◆ Exercise details:
Using the material below, copy every line where "JSON" appears.
[start of Raw records]
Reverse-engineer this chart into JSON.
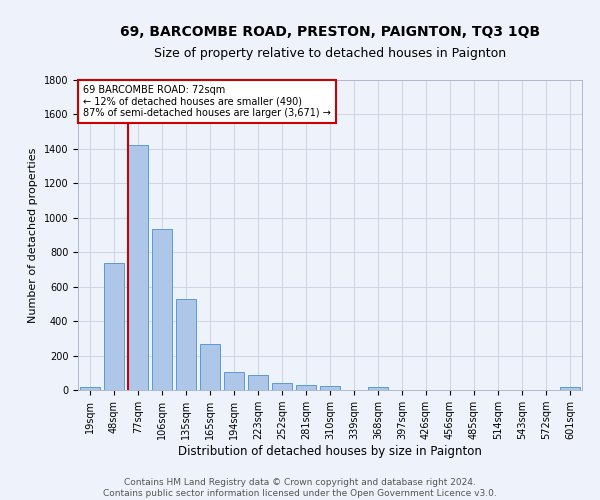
{
  "title": "69, BARCOMBE ROAD, PRESTON, PAIGNTON, TQ3 1QB",
  "subtitle": "Size of property relative to detached houses in Paignton",
  "xlabel": "Distribution of detached houses by size in Paignton",
  "ylabel": "Number of detached properties",
  "categories": [
    "19sqm",
    "48sqm",
    "77sqm",
    "106sqm",
    "135sqm",
    "165sqm",
    "194sqm",
    "223sqm",
    "252sqm",
    "281sqm",
    "310sqm",
    "339sqm",
    "368sqm",
    "397sqm",
    "426sqm",
    "456sqm",
    "485sqm",
    "514sqm",
    "543sqm",
    "572sqm",
    "601sqm"
  ],
  "values": [
    20,
    740,
    1420,
    935,
    530,
    265,
    105,
    90,
    40,
    30,
    25,
    0,
    15,
    0,
    0,
    0,
    0,
    0,
    0,
    0,
    15
  ],
  "bar_color": "#aec6e8",
  "bar_edge_color": "#5b9bd5",
  "vline_x_index": 2,
  "vline_color": "#cc0000",
  "annotation_text": "69 BARCOMBE ROAD: 72sqm\n← 12% of detached houses are smaller (490)\n87% of semi-detached houses are larger (3,671) →",
  "annotation_box_color": "#cc0000",
  "ylim": [
    0,
    1800
  ],
  "yticks": [
    0,
    200,
    400,
    600,
    800,
    1000,
    1200,
    1400,
    1600,
    1800
  ],
  "bg_color": "#eef2fa",
  "axes_bg_color": "#eef2fa",
  "footer": "Contains HM Land Registry data © Crown copyright and database right 2024.\nContains public sector information licensed under the Open Government Licence v3.0.",
  "title_fontsize": 10,
  "subtitle_fontsize": 9,
  "xlabel_fontsize": 8.5,
  "ylabel_fontsize": 8,
  "tick_fontsize": 7,
  "footer_fontsize": 6.5,
  "grid_color": "#c8d0e0"
}
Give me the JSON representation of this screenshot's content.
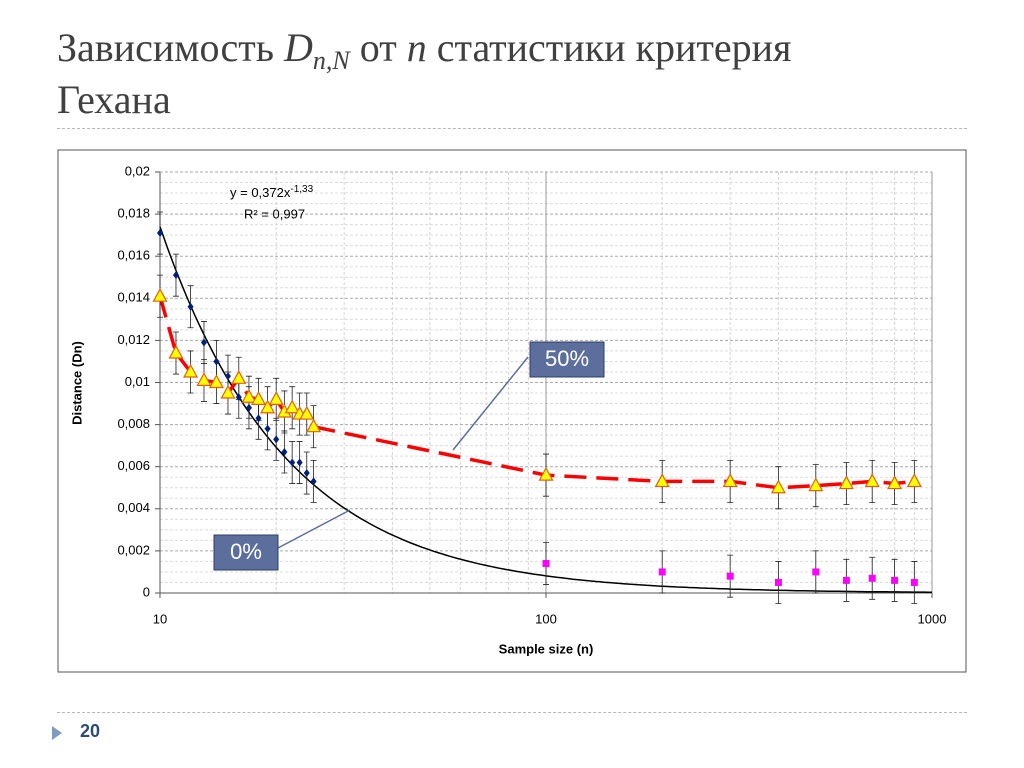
[end of Raw records]
◆ Response:
Reverse-engineer this chart into JSON.
Give me the JSON representation of this screenshot's content.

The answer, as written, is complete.